Saved data entries
·····

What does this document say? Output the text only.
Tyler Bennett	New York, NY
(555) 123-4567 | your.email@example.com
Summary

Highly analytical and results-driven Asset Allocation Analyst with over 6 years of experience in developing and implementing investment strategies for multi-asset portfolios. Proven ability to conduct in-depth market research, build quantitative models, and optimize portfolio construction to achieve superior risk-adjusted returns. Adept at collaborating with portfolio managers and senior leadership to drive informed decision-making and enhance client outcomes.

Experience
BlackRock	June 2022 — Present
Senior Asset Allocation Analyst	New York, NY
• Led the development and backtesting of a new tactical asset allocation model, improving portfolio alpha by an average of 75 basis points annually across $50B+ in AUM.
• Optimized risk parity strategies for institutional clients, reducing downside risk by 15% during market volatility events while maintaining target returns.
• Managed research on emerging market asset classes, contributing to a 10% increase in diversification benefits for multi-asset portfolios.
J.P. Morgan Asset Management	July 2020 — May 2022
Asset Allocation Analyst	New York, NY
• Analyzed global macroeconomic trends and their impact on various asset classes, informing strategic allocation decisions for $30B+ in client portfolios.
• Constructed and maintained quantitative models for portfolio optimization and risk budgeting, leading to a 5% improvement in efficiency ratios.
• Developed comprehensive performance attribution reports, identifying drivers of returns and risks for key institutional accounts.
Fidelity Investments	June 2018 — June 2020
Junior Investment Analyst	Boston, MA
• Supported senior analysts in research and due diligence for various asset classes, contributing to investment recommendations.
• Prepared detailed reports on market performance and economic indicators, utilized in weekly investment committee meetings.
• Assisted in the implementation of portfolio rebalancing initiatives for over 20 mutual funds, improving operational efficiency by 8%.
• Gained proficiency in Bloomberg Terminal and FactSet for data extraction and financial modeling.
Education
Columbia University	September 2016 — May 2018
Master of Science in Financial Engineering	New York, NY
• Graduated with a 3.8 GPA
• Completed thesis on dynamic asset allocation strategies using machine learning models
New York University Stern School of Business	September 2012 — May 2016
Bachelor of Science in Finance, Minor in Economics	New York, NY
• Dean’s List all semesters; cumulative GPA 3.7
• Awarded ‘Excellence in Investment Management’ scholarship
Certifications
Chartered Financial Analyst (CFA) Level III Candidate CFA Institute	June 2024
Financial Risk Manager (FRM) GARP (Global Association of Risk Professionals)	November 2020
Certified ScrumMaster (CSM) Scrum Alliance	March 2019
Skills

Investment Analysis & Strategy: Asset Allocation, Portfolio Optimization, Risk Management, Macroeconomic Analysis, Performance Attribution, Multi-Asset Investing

·····

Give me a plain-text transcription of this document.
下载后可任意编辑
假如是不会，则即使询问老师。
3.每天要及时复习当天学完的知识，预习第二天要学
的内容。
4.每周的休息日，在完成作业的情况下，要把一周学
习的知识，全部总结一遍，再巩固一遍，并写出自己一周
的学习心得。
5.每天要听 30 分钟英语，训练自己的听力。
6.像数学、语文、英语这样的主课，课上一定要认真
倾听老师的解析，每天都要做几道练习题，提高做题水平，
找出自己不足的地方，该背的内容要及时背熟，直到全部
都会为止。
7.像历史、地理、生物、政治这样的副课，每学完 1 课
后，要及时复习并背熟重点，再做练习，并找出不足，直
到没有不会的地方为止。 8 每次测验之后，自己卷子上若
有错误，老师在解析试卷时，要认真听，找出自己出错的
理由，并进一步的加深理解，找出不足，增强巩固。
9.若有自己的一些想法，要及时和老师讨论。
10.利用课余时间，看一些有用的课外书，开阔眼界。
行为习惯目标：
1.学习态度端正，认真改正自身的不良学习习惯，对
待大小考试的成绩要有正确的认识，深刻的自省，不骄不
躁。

·····

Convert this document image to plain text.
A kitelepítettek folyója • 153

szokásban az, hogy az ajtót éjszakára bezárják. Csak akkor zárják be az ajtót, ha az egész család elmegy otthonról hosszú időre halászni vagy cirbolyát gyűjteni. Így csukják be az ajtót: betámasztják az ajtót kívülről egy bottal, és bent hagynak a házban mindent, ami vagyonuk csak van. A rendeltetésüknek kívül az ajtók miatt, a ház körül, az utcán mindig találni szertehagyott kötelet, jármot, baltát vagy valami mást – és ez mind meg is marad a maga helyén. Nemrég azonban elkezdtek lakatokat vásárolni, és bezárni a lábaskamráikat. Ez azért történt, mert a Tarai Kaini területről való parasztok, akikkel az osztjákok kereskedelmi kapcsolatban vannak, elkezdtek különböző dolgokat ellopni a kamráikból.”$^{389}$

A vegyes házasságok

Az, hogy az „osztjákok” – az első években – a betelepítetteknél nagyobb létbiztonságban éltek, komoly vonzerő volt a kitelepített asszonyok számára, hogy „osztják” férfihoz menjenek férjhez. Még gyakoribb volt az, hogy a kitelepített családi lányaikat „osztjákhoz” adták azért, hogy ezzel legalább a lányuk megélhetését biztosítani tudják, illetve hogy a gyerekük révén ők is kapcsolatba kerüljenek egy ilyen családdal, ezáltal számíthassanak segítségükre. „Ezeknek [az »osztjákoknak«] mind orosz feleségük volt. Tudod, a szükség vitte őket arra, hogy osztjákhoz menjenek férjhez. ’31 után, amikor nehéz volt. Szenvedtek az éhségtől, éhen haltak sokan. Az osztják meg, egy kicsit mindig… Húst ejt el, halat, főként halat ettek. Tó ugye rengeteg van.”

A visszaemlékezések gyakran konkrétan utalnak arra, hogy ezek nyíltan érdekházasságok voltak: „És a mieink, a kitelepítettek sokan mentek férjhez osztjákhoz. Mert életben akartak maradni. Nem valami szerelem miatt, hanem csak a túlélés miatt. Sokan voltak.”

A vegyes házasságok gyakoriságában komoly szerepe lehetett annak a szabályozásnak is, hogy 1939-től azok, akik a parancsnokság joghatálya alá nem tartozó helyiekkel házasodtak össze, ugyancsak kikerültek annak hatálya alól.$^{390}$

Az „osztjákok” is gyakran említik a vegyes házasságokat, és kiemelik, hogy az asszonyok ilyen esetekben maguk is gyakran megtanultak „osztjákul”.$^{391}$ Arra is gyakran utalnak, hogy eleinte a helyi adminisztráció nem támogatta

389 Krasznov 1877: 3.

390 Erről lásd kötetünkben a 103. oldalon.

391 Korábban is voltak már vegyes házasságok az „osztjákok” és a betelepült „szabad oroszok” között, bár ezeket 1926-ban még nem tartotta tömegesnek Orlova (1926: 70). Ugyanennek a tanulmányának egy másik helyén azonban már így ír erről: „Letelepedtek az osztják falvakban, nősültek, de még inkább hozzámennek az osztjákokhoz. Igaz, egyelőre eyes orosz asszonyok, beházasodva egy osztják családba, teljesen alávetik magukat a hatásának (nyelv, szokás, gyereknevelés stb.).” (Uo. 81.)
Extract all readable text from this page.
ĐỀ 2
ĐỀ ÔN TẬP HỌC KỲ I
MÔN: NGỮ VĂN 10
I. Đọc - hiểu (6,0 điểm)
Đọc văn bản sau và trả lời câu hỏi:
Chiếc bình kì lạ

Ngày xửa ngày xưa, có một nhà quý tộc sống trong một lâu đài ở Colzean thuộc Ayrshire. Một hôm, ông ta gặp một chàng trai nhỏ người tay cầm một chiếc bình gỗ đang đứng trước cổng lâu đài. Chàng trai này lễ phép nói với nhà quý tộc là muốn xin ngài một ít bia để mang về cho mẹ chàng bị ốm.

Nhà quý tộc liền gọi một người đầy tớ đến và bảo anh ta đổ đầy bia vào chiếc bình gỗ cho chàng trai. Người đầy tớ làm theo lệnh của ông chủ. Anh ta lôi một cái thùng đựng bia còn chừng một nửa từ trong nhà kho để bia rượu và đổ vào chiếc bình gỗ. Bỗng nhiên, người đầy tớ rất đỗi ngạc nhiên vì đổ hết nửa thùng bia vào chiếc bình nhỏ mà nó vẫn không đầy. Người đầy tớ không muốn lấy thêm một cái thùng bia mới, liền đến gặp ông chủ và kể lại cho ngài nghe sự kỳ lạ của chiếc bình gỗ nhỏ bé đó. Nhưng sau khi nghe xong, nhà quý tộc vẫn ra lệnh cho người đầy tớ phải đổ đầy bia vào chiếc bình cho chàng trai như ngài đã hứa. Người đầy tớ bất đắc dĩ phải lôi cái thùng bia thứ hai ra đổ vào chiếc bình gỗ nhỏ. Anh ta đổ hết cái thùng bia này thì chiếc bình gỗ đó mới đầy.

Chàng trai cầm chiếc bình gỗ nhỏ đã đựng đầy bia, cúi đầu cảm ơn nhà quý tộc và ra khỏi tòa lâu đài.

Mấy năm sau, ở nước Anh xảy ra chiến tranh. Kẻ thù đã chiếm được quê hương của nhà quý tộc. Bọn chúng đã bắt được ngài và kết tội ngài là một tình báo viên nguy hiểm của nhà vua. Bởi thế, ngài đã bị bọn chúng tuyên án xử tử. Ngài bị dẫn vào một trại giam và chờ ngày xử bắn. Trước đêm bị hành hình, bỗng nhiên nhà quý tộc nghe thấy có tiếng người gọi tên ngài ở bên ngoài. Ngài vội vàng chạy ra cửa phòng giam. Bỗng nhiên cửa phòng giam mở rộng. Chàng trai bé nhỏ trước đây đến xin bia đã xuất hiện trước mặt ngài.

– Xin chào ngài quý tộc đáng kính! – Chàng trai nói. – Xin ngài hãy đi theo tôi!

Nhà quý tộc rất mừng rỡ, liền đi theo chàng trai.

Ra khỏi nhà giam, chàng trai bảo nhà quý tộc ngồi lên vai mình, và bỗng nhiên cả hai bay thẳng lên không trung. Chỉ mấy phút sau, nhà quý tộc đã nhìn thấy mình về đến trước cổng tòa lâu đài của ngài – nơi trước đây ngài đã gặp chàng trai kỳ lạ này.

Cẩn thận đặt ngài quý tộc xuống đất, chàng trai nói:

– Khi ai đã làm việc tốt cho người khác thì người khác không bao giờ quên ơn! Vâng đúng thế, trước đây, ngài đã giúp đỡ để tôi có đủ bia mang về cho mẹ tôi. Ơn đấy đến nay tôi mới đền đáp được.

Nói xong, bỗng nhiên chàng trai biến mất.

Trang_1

·····

Gather each line of the listing containing the word "contributing" and show it.

◆ Result for this exercise:
• Managed research on emerging market asset classes, contributing to a 10% increase in diversification benefits for multi-asset portfolios.
• Supported senior analysts in research and due diligence for various asset classes, contributing to investment recommendations.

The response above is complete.